(STATED EXERCISE)
Each entry should be quoted word for word, including every mark of punctuation.

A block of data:
#####
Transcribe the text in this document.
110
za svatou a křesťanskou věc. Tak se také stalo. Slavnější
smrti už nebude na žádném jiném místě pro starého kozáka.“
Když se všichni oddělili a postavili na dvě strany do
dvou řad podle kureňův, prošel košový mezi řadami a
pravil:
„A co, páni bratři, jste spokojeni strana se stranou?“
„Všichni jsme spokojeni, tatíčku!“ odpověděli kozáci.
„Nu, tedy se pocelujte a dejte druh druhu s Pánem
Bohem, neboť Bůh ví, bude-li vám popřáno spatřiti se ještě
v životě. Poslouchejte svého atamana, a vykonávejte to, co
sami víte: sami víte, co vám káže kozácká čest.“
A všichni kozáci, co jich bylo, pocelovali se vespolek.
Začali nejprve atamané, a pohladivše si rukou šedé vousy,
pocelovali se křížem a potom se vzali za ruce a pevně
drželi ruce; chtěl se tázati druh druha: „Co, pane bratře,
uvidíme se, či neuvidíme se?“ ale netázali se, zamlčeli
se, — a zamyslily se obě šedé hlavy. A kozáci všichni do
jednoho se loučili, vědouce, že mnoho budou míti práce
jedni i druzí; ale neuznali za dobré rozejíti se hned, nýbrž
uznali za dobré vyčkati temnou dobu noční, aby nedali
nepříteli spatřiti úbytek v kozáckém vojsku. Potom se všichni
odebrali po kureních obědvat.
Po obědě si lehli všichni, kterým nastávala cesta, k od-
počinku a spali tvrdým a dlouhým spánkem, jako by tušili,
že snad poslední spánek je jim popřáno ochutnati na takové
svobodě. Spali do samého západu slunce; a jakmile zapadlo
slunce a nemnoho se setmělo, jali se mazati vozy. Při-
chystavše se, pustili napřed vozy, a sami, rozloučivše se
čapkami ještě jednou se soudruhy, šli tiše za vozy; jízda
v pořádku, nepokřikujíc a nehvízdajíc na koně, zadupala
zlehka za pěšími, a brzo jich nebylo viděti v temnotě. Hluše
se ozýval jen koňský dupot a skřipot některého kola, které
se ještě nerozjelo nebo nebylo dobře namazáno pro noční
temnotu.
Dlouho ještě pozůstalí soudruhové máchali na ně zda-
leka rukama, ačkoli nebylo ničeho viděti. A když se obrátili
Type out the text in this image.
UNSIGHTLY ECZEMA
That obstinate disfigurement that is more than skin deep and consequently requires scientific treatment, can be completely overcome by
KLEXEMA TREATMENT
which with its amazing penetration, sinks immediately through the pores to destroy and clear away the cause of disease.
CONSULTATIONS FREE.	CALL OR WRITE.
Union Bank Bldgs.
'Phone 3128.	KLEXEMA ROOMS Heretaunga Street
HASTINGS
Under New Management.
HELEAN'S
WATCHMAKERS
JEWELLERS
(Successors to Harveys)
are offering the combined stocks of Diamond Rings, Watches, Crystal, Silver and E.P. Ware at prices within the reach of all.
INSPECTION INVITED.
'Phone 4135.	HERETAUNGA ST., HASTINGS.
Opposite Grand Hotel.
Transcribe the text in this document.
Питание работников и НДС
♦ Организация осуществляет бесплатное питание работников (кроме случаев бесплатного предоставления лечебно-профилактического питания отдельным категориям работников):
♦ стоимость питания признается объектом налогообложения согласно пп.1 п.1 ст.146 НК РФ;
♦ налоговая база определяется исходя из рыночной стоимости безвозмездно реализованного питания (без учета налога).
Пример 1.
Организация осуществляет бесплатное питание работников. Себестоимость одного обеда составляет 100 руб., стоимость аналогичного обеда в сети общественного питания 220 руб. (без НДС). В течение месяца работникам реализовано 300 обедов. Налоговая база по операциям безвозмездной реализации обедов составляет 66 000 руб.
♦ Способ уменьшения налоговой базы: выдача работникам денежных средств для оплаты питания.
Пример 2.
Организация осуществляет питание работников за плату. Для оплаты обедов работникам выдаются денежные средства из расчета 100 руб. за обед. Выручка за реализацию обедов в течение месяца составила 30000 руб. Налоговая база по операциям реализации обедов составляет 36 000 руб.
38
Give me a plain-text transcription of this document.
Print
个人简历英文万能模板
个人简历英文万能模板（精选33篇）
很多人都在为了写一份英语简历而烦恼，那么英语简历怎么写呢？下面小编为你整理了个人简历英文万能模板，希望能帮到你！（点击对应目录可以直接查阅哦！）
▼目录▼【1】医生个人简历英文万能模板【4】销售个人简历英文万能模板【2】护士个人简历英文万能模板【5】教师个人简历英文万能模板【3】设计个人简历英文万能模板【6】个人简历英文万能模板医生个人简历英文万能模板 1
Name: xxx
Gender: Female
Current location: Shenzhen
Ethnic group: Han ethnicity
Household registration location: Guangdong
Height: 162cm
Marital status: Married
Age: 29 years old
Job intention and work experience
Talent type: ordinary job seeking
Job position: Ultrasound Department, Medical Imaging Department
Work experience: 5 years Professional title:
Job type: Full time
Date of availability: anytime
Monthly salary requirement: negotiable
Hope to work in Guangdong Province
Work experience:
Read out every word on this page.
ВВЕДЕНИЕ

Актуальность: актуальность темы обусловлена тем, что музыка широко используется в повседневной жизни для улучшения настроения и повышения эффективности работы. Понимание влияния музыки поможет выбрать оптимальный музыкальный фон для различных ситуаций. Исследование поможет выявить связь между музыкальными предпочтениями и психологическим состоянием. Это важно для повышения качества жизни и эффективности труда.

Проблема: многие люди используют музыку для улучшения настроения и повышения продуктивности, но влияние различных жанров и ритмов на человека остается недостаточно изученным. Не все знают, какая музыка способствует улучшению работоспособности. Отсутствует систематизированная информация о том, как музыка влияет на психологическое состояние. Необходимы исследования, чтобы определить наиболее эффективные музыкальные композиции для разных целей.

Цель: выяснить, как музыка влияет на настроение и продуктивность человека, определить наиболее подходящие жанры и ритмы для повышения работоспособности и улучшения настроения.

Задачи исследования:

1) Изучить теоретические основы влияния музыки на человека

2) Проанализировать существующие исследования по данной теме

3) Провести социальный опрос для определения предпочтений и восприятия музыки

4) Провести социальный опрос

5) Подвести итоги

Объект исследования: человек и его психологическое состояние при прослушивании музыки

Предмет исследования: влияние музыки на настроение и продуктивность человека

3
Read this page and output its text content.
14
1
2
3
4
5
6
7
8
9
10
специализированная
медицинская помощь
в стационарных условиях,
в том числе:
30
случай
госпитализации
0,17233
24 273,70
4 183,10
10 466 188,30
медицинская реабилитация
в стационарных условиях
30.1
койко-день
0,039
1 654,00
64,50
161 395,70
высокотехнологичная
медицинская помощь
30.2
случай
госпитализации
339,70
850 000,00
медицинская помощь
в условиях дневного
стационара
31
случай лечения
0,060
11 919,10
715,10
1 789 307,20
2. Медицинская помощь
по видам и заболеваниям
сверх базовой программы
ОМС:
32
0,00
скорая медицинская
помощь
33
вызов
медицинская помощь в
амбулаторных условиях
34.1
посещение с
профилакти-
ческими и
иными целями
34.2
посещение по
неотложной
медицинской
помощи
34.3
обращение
#####
(RESPONSE BELOW)
Transcribe the text in this document.
110
za svatou a křesťanskou věc. Tak se také stalo. Slavnější
smrti už nebude na žádném jiném místě pro starého kozáka.“
Když se všichni oddělili a postavili na dvě strany do
dvou řad podle kureňův, prošel košový mezi řadami a
pravil:
„A co, páni bratři, jste spokojeni strana se stranou?“
„Všichni jsme spokojeni, tatíčku!“ odpověděli kozáci.
„Nu, tedy se pocelujte a dejte druh druhu s Pánem
Bohem, neboť Bůh ví, bude-li vám popřáno spatřiti se ještě
v životě. Poslouchejte svého atamana, a vykonávejte to, co
sami víte: sami víte, co vám káže kozácká čest.“
A všichni kozáci, co jich bylo, pocelovali se vespolek.
Začali nejprve atamané, a pohladivše si rukou šedé vousy,
pocelovali se křížem a potom se vzali za ruce a pevně
drželi ruce; chtěl se tázati druh druha: „Co, pane bratře,
uvidíme se, či neuvidíme se?“ ale netázali se, zamlčeli
se, — a zamyslily se obě šedé hlavy. A kozáci všichni do
jednoho se loučili, vědouce, že mnoho budou míti práce
jedni i druzí; ale neuznali za dobré rozejíti se hned, nýbrž
uznali za dobré vyčkati temnou dobu noční, aby nedali
nepříteli spatřiti úbytek v kozáckém vojsku. Potom se všichni
odebrali po kureních obědvat.
Po obědě si lehli všichni, kterým nastávala cesta, k od-
počinku a spali tvrdým a dlouhým spánkem, jako by tušili,
že snad poslední spánek je jim popřáno ochutnati na takové
svobodě. Spali do samého západu slunce; a jakmile zapadlo
slunce a nemnoho se setmělo, jali se mazati vozy. Při-
chystavše se, pustili napřed vozy, a sami, rozloučivše se
čapkami ještě jednou se soudruhy, šli tiše za vozy; jízda
v pořádku, nepokřikujíc a nehvízdajíc na koně, zadupala
zlehka za pěšími, a brzo jich nebylo viděti v temnotě. Hluše
se ozýval jen koňský dupot a skřipot některého kola, které
se ještě nerozjelo nebo nebylo dobře namazáno pro noční
temnotu.
Dlouho ještě pozůstalí soudruhové máchali na ně zda-
leka rukama, ačkoli nebylo ničeho viděti. A když se obrátili
Type out the text in this image.
UNSIGHTLY ECZEMA
That obstinate disfigurement that is more than skin deep and consequently requires scientific treatment, can be completely overcome by
KLEXEMA TREATMENT
which with its amazing penetration, sinks immediately through the pores to destroy and clear away the cause of disease.
CONSULTATIONS FREE.	CALL OR WRITE.
Union Bank Bldgs.
'Phone 3128.	KLEXEMA ROOMS Heretaunga Street
HASTINGS
Under New Management.
HELEAN'S
WATCHMAKERS
JEWELLERS
(Successors to Harveys)
are offering the combined stocks of Diamond Rings, Watches, Crystal, Silver and E.P. Ware at prices within the reach of all.
INSPECTION INVITED.
'Phone 4135.	HERETAUNGA ST., HASTINGS.
Opposite Grand Hotel.
Transcribe the text in this document.
Питание работников и НДС
♦ Организация осуществляет бесплатное питание работников (кроме случаев бесплатного предоставления лечебно-профилактического питания отдельным категориям работников):
♦ стоимость питания признается объектом налогообложения согласно пп.1 п.1 ст.146 НК РФ;
♦ налоговая база определяется исходя из рыночной стоимости безвозмездно реализованного питания (без учета налога).
Пример 1.
Организация осуществляет бесплатное питание работников. Себестоимость одного обеда составляет 100 руб., стоимость аналогичного обеда в сети общественного питания 220 руб. (без НДС). В течение месяца работникам реализовано 300 обедов. Налоговая база по операциям безвозмездной реализации обедов составляет 66 000 руб.
♦ Способ уменьшения налоговой базы: выдача работникам денежных средств для оплаты питания.
Пример 2.
Организация осуществляет питание работников за плату. Для оплаты обедов работникам выдаются денежные средства из расчета 100 руб. за обед. Выручка за реализацию обедов в течение месяца составила 30000 руб. Налоговая база по операциям реализации обедов составляет 36 000 руб.
38
Give me a plain-text transcription of this document.
Print
个人简历英文万能模板
个人简历英文万能模板（精选33篇）
很多人都在为了写一份英语简历而烦恼，那么英语简历怎么写呢？下面小编为你整理了个人简历英文万能模板，希望能帮到你！（点击对应目录可以直接查阅哦！）
▼目录▼【1】医生个人简历英文万能模板【4】销售个人简历英文万能模板【2】护士个人简历英文万能模板【5】教师个人简历英文万能模板【3】设计个人简历英文万能模板【6】个人简历英文万能模板医生个人简历英文万能模板 1
Name: xxx
Gender: Female
Current location: Shenzhen
Ethnic group: Han ethnicity
Household registration location: Guangdong
Height: 162cm
Marital status: Married
Age: 29 years old
Job intention and work experience
Talent type: ordinary job seeking
Job position: Ultrasound Department, Medical Imaging Department
Work experience: 5 years Professional title:
Job type: Full time
Date of availability: anytime
Monthly salary requirement: negotiable
Hope to work in Guangdong Province
Work experience:
Read out every word on this page.
ВВЕДЕНИЕ

Актуальность: актуальность темы обусловлена тем, что музыка широко используется в повседневной жизни для улучшения настроения и повышения эффективности работы. Понимание влияния музыки поможет выбрать оптимальный музыкальный фон для различных ситуаций. Исследование поможет выявить связь между музыкальными предпочтениями и психологическим состоянием. Это важно для повышения качества жизни и эффективности труда.

Проблема: многие люди используют музыку для улучшения настроения и повышения продуктивности, но влияние различных жанров и ритмов на человека остается недостаточно изученным. Не все знают, какая музыка способствует улучшению работоспособности. Отсутствует систематизированная информация о том, как музыка влияет на психологическое состояние. Необходимы исследования, чтобы определить наиболее эффективные музыкальные композиции для разных целей.

Цель: выяснить, как музыка влияет на настроение и продуктивность человека, определить наиболее подходящие жанры и ритмы для повышения работоспособности и улучшения настроения.

Задачи исследования:

1) Изучить теоретические основы влияния музыки на человека

2) Проанализировать существующие исследования по данной теме

3) Провести социальный опрос для определения предпочтений и восприятия музыки

4) Провести социальный опрос

5) Подвести итоги

Объект исследования: человек и его психологическое состояние при прослушивании музыки

Предмет исследования: влияние музыки на настроение и продуктивность человека

3
Read this page and output its text content.
14
1
2
3
4
5
6
7
8
9
10
специализированная
медицинская помощь
в стационарных условиях,
в том числе:
30
случай
госпитализации
0,17233
24 273,70
4 183,10
10 466 188,30
медицинская реабилитация
в стационарных условиях
30.1
койко-день
0,039
1 654,00
64,50
161 395,70
высокотехнологичная
медицинская помощь
30.2
случай
госпитализации
339,70
850 000,00
медицинская помощь
в условиях дневного
стационара
31
случай лечения
0,060
11 919,10
715,10
1 789 307,20
2. Медицинская помощь
по видам и заболеваниям
сверх базовой программы
ОМС:
32
0,00
скорая медицинская
помощь
33
вызов
медицинская помощь в
амбулаторных условиях
34.1
посещение с
профилакти-
ческими и
иными целями
34.2
посещение по
неотложной
медицинской
помощи
34.3
обращение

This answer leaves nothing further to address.